# [RECORDS FOR THE EXERCISE]
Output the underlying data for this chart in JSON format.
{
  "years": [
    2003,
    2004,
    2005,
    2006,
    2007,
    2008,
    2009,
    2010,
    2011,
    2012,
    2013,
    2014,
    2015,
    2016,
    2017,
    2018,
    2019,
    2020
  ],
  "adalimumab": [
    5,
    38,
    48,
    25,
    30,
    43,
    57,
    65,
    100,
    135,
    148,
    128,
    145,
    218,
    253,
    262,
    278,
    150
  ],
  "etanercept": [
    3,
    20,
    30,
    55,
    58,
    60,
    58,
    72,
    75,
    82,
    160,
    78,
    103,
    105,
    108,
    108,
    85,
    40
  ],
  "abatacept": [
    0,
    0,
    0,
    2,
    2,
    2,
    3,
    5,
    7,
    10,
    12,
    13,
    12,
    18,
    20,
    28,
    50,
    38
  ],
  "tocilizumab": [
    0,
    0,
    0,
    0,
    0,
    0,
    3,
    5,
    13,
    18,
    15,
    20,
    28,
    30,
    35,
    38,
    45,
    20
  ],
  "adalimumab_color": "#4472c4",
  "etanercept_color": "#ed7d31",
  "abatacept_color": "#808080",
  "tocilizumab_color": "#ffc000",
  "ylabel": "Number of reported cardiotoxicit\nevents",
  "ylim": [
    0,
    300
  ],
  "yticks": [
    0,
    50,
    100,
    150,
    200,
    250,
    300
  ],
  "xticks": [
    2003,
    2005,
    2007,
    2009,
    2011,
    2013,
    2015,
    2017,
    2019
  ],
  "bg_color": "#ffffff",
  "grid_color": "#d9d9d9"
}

# [INSTRUCTIONS TO FOLLOW]
Your task is to reproduce all of the records exactly.

# [RESPONSE TO THE TASK]
Output the underlying data for this chart in JSON format.
{
  "years": [
    2003,
    2004,
    2005,
    2006,
    2007,
    2008,
    2009,
    2010,
    2011,
    2012,
    2013,
    2014,
    2015,
    2016,
    2017,
    2018,
    2019,
    2020
  ],
  "adalimumab": [
    5,
    38,
    48,
    25,
    30,
    43,
    57,
    65,
    100,
    135,
    148,
    128,
    145,
    218,
    253,
    262,
    278,
    150
  ],
  "etanercept": [
    3,
    20,
    30,
    55,
    58,
    60,
    58,
    72,
    75,
    82,
    160,
    78,
    103,
    105,
    108,
    108,
    85,
    40
  ],
  "abatacept": [
    0,
    0,
    0,
    2,
    2,
    2,
    3,
    5,
    7,
    10,
    12,
    13,
    12,
    18,
    20,
    28,
    50,
    38
  ],
  "tocilizumab": [
    0,
    0,
    0,
    0,
    0,
    0,
    3,
    5,
    13,
    18,
    15,
    20,
    28,
    30,
    35,
    38,
    45,
    20
  ],
  "adalimumab_color": "#4472c4",
  "etanercept_color": "#ed7d31",
  "abatacept_color": "#808080",
  "tocilizumab_color": "#ffc000",
  "ylabel": "Number of reported cardiotoxicit\nevents",
  "ylim": [
    0,
    300
  ],
  "yticks": [
    0,
    50,
    100,
    150,
    200,
    250,
    300
  ],
  "xticks": [
    2003,
    2005,
    2007,
    2009,
    2011,
    2013,
    2015,
    2017,
    2019
  ],
  "bg_color": "#ffffff",
  "grid_color": "#d9d9d9"
}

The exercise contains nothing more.